## start Stored rows

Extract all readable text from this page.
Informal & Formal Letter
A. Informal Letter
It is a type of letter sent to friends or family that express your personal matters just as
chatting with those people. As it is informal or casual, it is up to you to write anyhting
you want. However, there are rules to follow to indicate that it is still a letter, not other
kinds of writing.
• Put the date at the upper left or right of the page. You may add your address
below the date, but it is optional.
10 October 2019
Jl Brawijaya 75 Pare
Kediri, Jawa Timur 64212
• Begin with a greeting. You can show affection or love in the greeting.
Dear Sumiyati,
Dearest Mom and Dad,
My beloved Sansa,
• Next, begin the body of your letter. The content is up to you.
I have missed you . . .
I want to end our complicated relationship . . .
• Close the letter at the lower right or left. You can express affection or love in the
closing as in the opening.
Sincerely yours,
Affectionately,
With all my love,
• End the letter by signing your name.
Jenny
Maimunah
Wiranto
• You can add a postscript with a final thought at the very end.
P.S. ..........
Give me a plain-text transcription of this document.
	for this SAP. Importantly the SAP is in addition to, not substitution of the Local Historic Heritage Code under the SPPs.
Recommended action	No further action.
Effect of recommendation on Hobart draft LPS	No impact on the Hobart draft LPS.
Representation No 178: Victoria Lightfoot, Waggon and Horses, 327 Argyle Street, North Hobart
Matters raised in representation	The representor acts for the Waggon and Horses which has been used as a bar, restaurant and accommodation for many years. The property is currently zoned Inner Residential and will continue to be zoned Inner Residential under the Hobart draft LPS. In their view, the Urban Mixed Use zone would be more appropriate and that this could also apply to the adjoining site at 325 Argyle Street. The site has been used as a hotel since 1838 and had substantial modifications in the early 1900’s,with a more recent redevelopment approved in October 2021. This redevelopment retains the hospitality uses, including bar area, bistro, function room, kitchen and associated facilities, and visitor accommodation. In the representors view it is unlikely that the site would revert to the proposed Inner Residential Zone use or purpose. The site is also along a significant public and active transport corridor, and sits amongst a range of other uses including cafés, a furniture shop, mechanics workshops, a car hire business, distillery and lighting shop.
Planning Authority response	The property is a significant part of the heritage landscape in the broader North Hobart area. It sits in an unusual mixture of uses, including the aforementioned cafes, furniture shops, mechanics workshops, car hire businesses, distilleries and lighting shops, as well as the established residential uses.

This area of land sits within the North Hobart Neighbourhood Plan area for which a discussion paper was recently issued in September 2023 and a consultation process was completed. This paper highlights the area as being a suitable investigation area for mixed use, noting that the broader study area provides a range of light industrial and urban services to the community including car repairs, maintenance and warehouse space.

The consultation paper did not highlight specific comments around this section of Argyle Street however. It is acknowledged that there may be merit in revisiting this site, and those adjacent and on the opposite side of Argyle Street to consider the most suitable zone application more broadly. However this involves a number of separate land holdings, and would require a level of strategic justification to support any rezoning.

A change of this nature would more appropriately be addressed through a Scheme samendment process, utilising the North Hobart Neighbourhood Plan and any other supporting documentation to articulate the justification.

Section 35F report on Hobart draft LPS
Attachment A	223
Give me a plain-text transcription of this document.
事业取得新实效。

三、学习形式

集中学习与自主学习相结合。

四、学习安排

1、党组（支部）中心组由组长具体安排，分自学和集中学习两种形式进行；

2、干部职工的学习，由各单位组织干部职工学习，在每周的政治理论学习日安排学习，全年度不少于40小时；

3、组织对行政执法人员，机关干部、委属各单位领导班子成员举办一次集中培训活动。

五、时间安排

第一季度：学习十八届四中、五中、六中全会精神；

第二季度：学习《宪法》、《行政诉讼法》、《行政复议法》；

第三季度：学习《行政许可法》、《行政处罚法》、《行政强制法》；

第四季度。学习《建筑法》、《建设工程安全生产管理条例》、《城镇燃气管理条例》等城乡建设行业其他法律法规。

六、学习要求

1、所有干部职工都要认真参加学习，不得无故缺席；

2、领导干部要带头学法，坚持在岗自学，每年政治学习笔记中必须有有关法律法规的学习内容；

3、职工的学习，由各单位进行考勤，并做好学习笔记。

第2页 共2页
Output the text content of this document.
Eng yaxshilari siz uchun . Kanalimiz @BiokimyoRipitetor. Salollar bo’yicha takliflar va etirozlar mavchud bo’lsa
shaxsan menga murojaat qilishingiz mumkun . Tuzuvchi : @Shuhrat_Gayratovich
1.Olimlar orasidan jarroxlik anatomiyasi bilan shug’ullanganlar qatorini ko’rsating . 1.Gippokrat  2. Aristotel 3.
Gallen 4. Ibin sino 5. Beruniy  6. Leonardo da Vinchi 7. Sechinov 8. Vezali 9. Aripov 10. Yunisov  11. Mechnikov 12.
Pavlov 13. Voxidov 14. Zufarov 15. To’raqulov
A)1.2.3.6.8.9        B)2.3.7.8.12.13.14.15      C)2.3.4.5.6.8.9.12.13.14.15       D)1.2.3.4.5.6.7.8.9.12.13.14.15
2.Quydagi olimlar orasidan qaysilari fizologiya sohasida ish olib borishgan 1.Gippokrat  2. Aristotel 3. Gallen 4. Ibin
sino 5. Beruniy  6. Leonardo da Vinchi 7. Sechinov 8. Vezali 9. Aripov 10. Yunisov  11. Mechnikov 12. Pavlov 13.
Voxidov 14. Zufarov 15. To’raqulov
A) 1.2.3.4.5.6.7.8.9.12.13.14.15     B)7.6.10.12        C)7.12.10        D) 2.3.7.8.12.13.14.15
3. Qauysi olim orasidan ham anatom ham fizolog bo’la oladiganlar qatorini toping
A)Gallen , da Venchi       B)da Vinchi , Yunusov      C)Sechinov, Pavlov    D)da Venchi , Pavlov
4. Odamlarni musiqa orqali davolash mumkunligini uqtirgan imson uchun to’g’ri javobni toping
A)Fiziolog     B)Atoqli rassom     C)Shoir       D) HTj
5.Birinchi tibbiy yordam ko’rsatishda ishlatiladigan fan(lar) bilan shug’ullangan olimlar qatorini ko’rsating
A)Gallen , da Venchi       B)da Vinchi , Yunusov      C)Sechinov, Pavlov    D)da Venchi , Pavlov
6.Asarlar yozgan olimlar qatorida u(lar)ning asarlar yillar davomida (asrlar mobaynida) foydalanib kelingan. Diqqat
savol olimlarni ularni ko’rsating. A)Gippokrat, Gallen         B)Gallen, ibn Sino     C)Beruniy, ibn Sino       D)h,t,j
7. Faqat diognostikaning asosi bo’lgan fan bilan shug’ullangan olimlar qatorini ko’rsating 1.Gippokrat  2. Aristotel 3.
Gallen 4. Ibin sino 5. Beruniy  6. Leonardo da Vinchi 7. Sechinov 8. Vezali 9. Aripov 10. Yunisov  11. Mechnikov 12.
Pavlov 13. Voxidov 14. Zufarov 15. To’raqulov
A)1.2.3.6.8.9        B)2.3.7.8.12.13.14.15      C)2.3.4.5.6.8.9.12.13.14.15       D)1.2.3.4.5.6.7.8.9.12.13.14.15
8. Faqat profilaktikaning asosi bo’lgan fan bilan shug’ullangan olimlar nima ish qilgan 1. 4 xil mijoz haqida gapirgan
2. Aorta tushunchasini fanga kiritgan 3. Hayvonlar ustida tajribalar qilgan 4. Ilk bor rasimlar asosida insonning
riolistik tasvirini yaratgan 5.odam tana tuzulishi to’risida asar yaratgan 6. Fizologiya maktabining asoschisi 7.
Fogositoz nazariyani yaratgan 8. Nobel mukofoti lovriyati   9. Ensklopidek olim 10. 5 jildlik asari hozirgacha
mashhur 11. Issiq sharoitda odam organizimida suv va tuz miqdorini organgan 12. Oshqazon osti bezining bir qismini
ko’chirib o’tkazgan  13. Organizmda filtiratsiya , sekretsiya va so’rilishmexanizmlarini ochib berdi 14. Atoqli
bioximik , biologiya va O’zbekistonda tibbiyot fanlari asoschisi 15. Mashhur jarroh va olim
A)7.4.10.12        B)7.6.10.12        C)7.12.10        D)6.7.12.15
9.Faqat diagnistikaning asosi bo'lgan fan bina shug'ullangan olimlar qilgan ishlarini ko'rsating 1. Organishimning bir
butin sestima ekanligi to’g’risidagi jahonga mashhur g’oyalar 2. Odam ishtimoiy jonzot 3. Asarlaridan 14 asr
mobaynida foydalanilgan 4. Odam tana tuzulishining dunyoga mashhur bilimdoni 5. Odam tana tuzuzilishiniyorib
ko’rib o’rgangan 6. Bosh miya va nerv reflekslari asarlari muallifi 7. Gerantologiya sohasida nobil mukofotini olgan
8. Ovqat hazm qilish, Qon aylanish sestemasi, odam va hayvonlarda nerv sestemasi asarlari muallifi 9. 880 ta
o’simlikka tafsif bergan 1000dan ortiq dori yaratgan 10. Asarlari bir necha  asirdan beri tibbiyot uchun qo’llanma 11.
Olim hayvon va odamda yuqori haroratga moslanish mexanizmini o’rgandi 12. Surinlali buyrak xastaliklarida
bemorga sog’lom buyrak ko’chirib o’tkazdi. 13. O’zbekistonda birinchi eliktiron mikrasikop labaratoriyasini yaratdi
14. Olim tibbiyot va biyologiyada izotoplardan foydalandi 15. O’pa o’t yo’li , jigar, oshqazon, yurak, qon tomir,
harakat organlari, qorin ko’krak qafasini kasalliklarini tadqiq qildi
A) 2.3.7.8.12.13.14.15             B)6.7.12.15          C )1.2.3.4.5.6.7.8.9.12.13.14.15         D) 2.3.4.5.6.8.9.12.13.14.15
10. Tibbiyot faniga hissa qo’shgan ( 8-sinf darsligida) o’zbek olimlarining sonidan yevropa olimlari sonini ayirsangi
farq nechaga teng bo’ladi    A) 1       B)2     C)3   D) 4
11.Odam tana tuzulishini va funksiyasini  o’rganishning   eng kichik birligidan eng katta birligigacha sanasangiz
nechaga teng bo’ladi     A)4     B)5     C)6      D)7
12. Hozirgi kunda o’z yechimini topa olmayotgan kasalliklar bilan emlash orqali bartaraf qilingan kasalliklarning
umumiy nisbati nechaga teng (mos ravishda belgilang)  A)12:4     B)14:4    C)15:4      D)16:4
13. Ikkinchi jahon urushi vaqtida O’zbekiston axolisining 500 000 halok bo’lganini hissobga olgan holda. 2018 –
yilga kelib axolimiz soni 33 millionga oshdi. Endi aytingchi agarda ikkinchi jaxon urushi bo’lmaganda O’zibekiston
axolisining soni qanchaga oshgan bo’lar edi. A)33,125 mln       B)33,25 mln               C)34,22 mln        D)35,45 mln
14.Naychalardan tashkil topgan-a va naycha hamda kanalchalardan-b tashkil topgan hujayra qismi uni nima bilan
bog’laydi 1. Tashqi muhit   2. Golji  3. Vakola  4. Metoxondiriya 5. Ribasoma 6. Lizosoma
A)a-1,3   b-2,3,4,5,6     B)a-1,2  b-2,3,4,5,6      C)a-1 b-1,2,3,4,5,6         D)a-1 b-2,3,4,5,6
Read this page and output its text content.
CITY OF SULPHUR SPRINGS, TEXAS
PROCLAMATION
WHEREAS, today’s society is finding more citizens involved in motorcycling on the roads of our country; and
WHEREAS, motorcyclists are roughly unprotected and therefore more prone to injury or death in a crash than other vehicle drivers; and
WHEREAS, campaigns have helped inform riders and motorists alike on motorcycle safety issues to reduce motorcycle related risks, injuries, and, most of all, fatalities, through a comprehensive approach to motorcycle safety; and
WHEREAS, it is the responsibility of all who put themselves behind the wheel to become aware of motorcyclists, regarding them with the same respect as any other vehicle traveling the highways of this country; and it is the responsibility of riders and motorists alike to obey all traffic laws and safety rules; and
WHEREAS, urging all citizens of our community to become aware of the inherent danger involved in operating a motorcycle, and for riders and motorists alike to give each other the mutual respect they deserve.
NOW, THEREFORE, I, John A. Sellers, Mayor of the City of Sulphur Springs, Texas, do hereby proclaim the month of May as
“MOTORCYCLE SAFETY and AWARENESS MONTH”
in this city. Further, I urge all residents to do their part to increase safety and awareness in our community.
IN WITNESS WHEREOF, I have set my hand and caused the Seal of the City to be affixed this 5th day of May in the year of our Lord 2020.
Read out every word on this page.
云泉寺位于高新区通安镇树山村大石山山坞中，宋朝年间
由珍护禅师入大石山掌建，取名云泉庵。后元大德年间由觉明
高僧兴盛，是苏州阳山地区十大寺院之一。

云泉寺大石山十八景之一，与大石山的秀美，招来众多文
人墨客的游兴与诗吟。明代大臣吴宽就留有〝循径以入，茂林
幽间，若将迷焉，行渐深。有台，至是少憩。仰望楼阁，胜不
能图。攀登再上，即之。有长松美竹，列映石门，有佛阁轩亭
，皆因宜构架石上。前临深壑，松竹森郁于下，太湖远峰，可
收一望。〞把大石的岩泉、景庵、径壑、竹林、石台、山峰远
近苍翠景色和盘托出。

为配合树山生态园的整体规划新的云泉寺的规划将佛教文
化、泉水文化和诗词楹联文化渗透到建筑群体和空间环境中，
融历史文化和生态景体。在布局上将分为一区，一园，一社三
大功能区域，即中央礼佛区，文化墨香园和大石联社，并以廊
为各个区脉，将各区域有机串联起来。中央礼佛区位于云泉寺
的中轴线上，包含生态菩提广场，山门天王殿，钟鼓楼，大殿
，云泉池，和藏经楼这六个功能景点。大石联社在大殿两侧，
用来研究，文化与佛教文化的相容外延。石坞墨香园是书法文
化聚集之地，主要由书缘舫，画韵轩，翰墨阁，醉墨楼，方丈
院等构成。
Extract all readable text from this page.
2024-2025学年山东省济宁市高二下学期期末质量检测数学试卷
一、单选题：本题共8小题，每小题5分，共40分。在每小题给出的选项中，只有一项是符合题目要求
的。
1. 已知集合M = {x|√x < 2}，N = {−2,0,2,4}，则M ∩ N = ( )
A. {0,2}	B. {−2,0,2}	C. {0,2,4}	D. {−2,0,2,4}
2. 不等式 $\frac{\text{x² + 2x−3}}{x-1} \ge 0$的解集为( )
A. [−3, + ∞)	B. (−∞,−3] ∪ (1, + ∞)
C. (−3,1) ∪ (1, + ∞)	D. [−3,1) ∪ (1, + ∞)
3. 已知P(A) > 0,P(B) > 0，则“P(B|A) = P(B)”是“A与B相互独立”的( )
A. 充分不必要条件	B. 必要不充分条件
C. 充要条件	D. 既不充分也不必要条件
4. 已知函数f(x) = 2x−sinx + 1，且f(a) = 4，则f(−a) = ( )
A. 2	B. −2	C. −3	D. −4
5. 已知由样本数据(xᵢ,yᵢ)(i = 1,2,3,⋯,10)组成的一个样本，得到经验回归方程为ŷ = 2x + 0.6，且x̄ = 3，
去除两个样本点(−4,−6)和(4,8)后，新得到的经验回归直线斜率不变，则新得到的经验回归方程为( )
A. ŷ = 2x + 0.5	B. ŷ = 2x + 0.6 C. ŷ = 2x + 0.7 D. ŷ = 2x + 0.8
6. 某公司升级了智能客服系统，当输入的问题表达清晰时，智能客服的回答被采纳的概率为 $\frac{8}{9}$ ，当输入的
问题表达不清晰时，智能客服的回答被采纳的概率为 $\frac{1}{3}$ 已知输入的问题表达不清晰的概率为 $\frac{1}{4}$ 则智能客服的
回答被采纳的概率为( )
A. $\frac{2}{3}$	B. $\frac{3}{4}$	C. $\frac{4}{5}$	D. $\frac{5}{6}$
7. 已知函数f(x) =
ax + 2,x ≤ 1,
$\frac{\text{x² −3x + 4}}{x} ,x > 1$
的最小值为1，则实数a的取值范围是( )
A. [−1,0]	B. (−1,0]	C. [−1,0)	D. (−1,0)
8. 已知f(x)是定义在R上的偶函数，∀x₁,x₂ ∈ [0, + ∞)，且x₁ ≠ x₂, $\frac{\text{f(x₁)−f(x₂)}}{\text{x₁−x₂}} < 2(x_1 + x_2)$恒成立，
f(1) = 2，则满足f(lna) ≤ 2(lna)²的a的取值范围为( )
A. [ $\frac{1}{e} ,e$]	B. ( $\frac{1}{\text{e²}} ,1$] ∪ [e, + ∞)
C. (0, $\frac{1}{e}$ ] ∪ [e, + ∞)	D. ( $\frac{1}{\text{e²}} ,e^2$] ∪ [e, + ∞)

## end Stored rows

= What the exercise asks =
Find all lines holding the string "suitable" and copy them.

= Task solution =
This area of land sits within the North Hobart Neighbourhood Plan area for which a discussion paper was recently issued in September 2023 and a consultation process was completed. This paper highlights the area as being a suitable investigation area for mixed use, noting that the broader study area provides a range of light industrial and urban services to the community including car repairs, maintenance and warehouse space.
The consultation paper did not highlight specific comments around this section of Argyle Street however. It is acknowledged that there may be merit in revisiting this site, and those adjacent and on the opposite side of Argyle Street to consider the most suitable zone application more broadly. However this involves a number of separate land holdings, and would require a level of strategic justification to support any rezoning.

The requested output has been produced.